● EXERCISE
Read the lines below. Copy out any that hold the string "effect".

# START OF THE RECORDS

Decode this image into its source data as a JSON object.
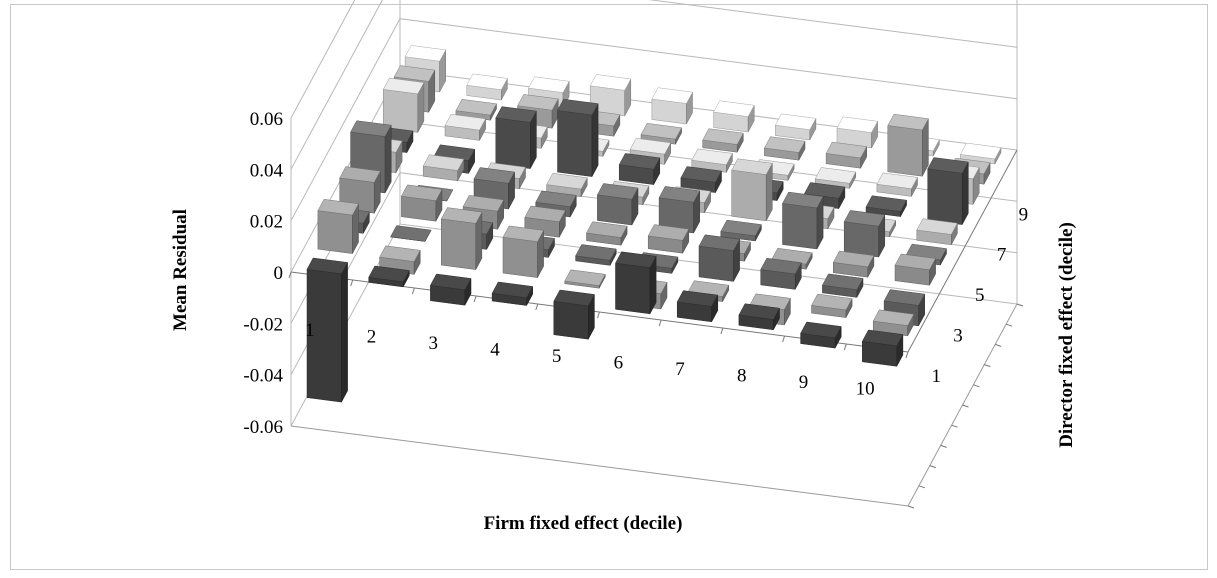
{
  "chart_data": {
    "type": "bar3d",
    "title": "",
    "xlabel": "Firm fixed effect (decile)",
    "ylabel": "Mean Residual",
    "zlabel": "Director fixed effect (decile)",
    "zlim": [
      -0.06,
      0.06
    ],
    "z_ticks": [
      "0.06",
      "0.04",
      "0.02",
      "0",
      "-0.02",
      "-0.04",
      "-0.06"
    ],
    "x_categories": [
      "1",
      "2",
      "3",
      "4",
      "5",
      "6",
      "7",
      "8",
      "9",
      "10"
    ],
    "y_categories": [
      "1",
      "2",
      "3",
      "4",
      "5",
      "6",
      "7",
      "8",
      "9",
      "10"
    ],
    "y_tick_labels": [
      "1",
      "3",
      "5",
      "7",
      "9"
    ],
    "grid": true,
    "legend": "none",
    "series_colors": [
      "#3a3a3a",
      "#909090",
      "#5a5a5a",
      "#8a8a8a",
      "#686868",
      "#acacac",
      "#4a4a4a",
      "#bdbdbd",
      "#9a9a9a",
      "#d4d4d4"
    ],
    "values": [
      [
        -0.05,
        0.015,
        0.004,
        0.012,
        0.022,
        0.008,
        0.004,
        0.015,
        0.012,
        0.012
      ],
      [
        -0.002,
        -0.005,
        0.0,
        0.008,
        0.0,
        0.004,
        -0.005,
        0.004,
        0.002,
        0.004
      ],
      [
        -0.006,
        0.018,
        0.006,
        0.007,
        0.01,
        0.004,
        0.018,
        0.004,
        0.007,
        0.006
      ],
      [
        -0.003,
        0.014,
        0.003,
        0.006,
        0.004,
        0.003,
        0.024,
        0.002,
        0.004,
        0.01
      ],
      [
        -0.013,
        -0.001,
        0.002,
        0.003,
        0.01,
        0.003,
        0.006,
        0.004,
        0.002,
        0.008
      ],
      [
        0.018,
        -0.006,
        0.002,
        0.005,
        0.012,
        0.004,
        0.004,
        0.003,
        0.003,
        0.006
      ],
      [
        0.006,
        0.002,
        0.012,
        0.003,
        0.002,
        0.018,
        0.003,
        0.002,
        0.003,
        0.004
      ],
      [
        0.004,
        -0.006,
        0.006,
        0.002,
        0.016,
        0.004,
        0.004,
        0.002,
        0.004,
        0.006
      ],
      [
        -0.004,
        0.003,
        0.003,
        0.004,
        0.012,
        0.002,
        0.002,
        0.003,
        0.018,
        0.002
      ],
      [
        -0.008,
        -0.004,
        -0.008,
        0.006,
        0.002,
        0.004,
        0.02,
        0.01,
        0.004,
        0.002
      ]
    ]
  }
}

# END OF THE RECORDS
# START OF THE RECORDS

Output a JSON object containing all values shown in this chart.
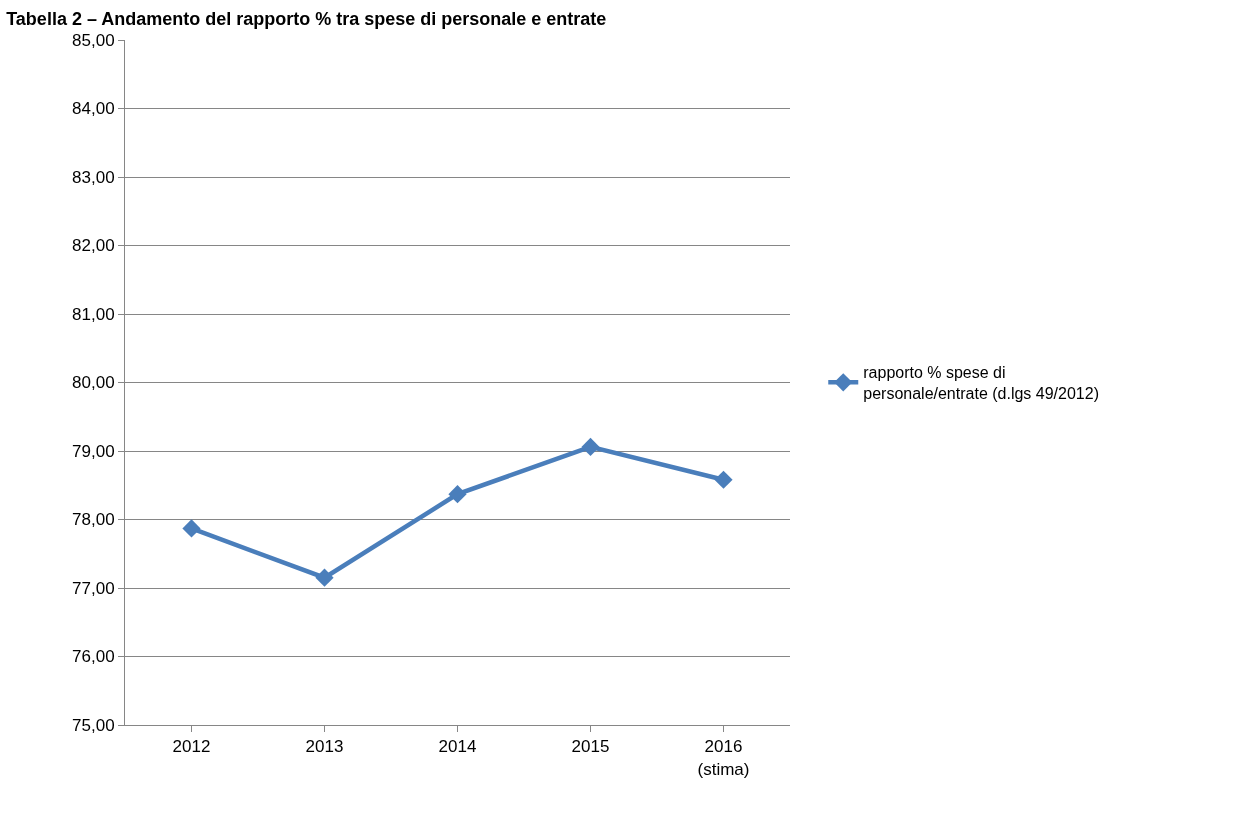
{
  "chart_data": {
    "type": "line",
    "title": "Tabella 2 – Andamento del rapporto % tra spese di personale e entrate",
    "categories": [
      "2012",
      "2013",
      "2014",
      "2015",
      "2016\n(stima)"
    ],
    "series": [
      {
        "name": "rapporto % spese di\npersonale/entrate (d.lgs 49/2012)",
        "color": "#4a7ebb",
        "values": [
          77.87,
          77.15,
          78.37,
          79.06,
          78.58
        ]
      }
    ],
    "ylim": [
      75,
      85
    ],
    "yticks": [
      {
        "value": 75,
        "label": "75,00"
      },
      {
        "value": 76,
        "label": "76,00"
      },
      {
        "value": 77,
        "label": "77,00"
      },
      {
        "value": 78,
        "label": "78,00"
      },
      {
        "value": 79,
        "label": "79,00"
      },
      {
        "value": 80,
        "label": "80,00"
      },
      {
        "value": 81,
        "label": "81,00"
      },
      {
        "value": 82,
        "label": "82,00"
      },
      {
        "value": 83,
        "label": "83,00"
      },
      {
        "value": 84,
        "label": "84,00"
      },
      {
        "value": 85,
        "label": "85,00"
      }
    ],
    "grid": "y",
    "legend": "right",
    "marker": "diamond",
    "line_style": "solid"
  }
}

# END OF THE RECORDS

● SOLUTION
    "xlabel": "Firm fixed effect (decile)",
    "zlabel": "Director fixed effect (decile)",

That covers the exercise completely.